- [Written instruction] Go through the listing and return every line with "local" in it.
□ □ □
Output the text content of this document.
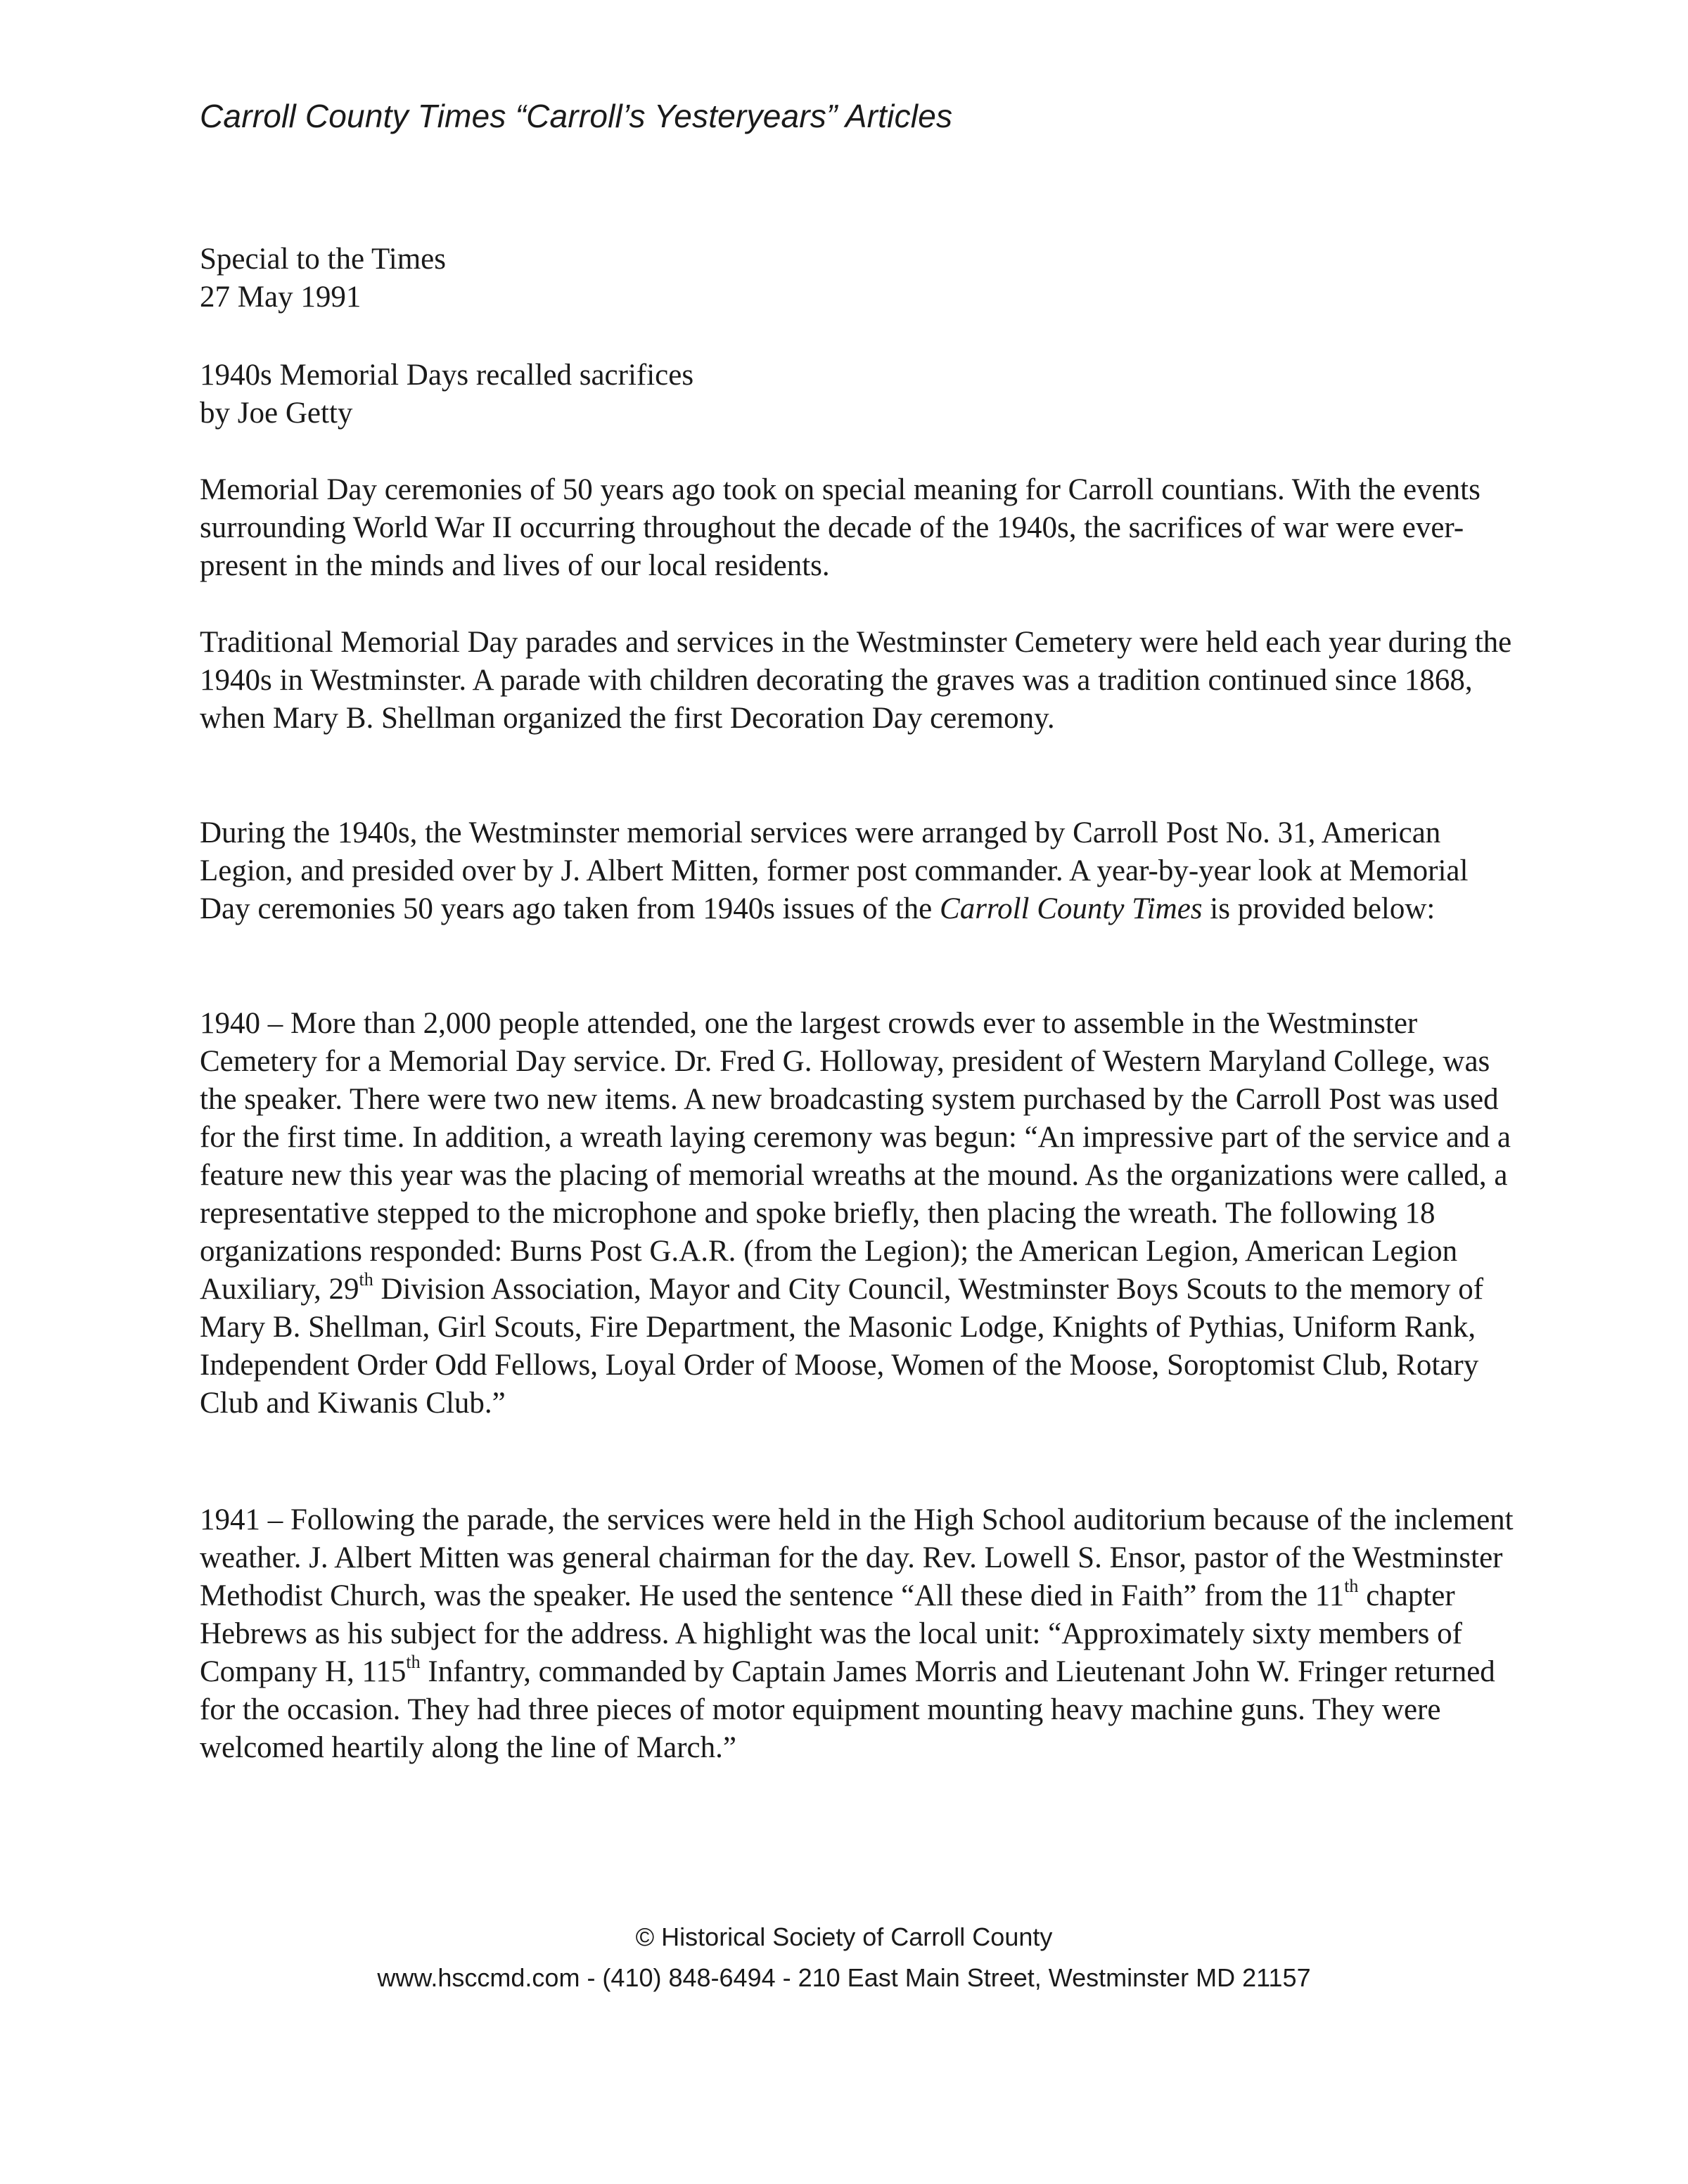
Carroll County Times “Carroll’s Yesteryears” Articles

Special to the Times

27 May 1991

1940s Memorial Days recalled sacrifices

by Joe Getty

Memorial Day ceremonies of 50 years ago took on special meaning for Carroll countians. With the events surrounding World War II occurring throughout the decade of the 1940s, the sacrifices of war were ever-present in the minds and lives of our local residents.

Traditional Memorial Day parades and services in the Westminster Cemetery were held each year during the 1940s in Westminster. A parade with children decorating the graves was a tradition continued since 1868, when Mary B. Shellman organized the first Decoration Day ceremony.

During the 1940s, the Westminster memorial services were arranged by Carroll Post No. 31, American Legion, and presided over by J. Albert Mitten, former post commander. A year-by-year look at Memorial Day ceremonies 50 years ago taken from 1940s issues of the Carroll County Times is provided below:

1940 – More than 2,000 people attended, one the largest crowds ever to assemble in the Westminster Cemetery for a Memorial Day service. Dr. Fred G. Holloway, president of Western Maryland College, was the speaker. There were two new items. A new broadcasting system purchased by the Carroll Post was used for the first time. In addition, a wreath laying ceremony was begun: “An impressive part of the service and a feature new this year was the placing of memorial wreaths at the mound. As the organizations were called, a representative stepped to the microphone and spoke briefly, then placing the wreath. The following 18 organizations responded: Burns Post G.A.R. (from the Legion); the American Legion, American Legion Auxiliary, 29th Division Association, Mayor and City Council, Westminster Boys Scouts to the memory of Mary B. Shellman, Girl Scouts, Fire Department, the Masonic Lodge, Knights of Pythias, Uniform Rank, Independent Order Odd Fellows, Loyal Order of Moose, Women of the Moose, Soroptomist Club, Rotary Club and Kiwanis Club.”

1941 – Following the parade, the services were held in the High School auditorium because of the inclement weather. J. Albert Mitten was general chairman for the day. Rev. Lowell S. Ensor, pastor of the Westminster Methodist Church, was the speaker. He used the sentence “All these died in Faith” from the 11th chapter Hebrews as his subject for the address. A highlight was the local unit: “Approximately sixty members of Company H, 115th Infantry, commanded by Captain James Morris and Lieutenant John W. Fringer returned for the occasion. They had three pieces of motor equipment mounting heavy machine guns. They were welcomed heartily along the line of March.”

© Historical Society of Carroll County
www.hsccmd.com - (410) 848-6494 - 210 East Main Street, Westminster MD 21157
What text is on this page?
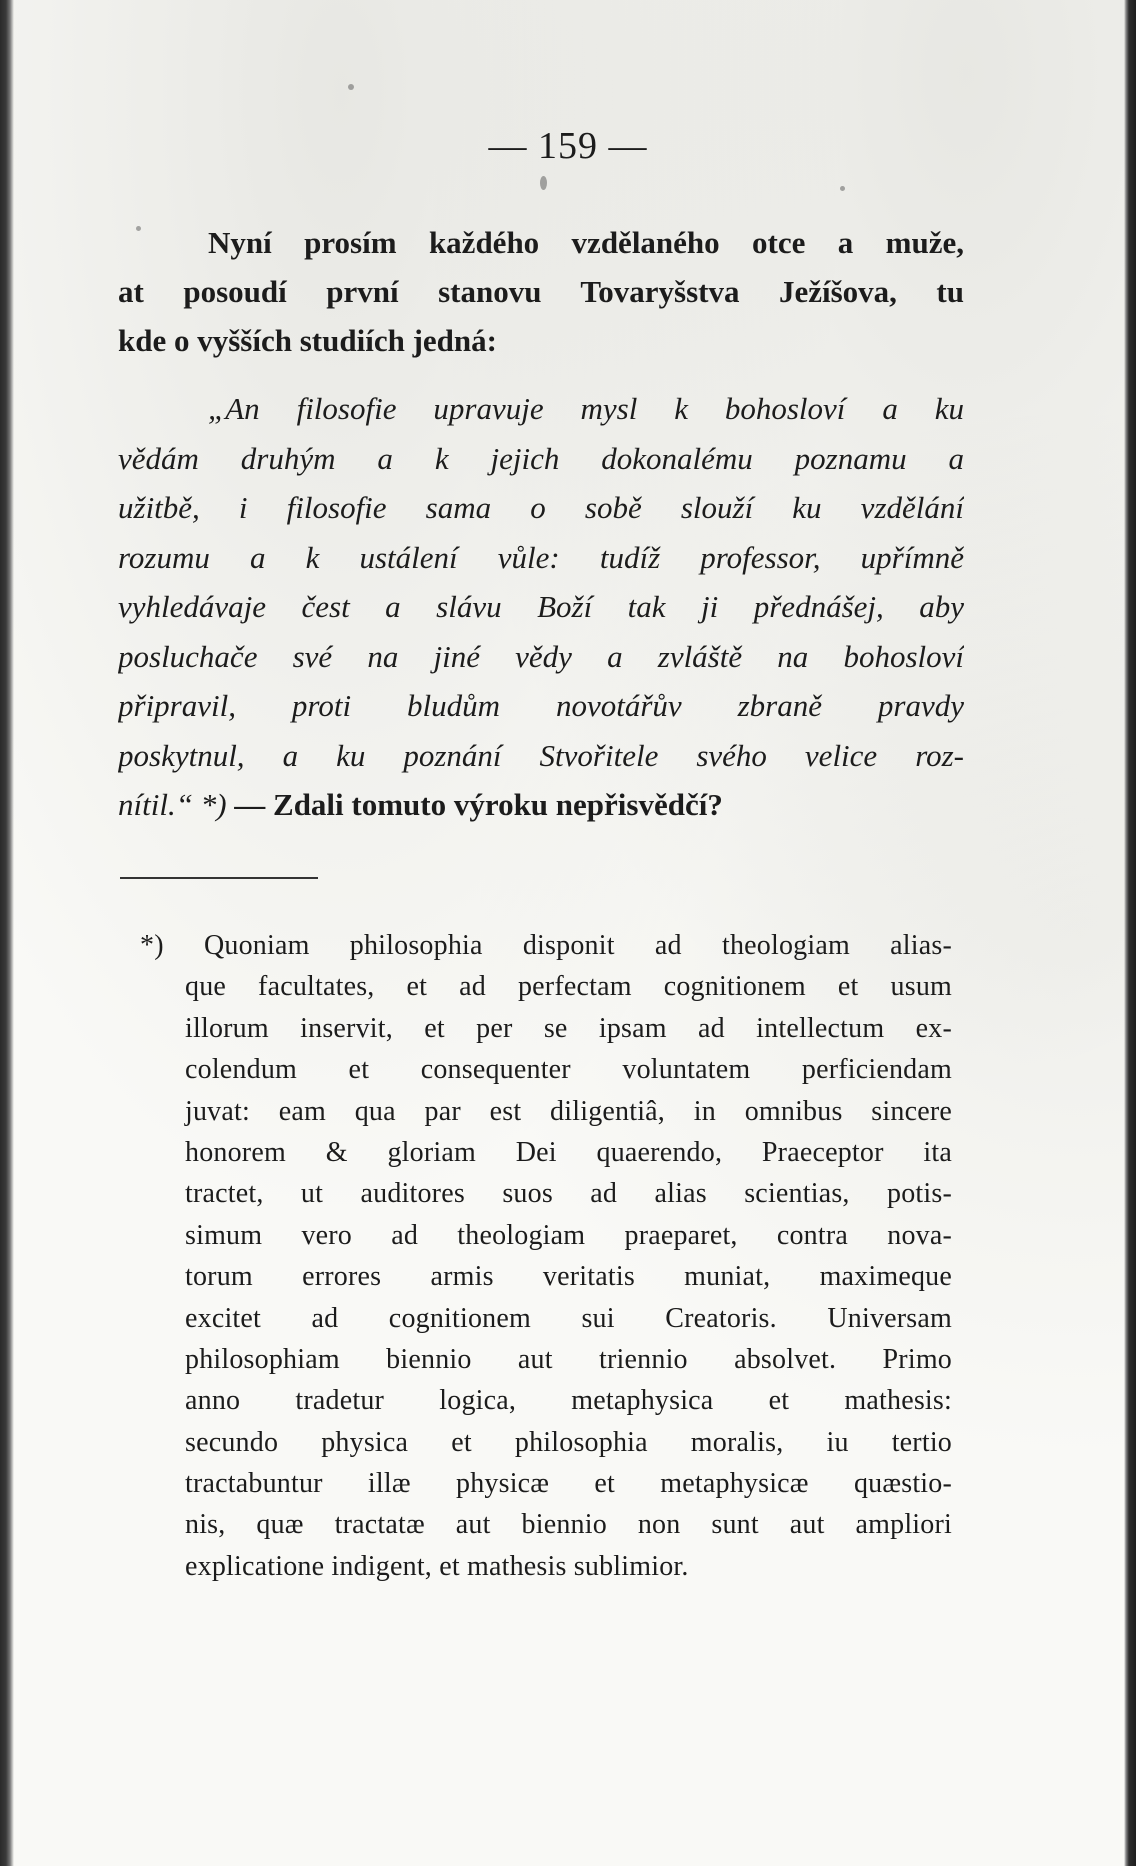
— 159 —
Nyní prosím každého vzdělaného otce a muže,
at posoudí první stanovu Tovaryšstva Ježíšova, tu
kde o vyšších studiích jedná:
„An filosofie upravuje mysl k bohosloví a ku
vědám druhým a k jejich dokonalému poznamu a
užitbě, i filosofie sama o sobě slouží ku vzdělání
rozumu a k ustálení vůle: tudíž professor, upřímně
vyhledávaje čest a slávu Boží tak ji přednášej, aby
posluchače své na jiné vědy a zvláště na bohosloví
připravil, proti bludům novotářův zbraně pravdy
poskytnul, a ku poznání Stvořitele svého velice roz-
nítil.“ *) — Zdali tomuto výroku nepřisvědčí?
*) Quoniam philosophia disponit ad theologiam alias-
que facultates, et ad perfectam cognitionem et usum
illorum inservit, et per se ipsam ad intellectum ex-
colendum et consequenter voluntatem perficiendam
juvat: eam qua par est diligentiâ, in omnibus sincere
honorem & gloriam Dei quaerendo, Praeceptor ita
tractet, ut auditores suos ad alias scientias, potis-
simum vero ad theologiam praeparet, contra nova-
torum errores armis veritatis muniat, maximeque
excitet ad cognitionem sui Creatoris. Universam
philosophiam biennio aut triennio absolvet. Primo
anno tradetur logica, metaphysica et mathesis:
secundo physica et philosophia moralis, iu tertio
tractabuntur illæ physicæ et metaphysicæ quæstio-
nis, quæ tractatæ aut biennio non sunt aut ampliori
explicatione indigent, et mathesis sublimior.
□ □ □
- [Task result]
Memorial Day ceremonies of 50 years ago took on special meaning for Carroll countians. With the events surrounding World War II occurring throughout the decade of the 1940s, the sacrifices of war were ever-present in the minds and lives of our local residents.
1941 – Following the parade, the services were held in the High School auditorium because of the inclement weather. J. Albert Mitten was general chairman for the day. Rev. Lowell S. Ensor, pastor of the Westminster Methodist Church, was the speaker. He used the sentence “All these died in Faith” from the 11th chapter Hebrews as his subject for the address. A highlight was the local unit: “Approximately sixty members of Company H, 115th Infantry, commanded by Captain James Morris and Lieutenant John W. Fringer returned for the occasion. They had three pieces of motor equipment mounting heavy machine guns. They were welcomed heartily along the line of March.”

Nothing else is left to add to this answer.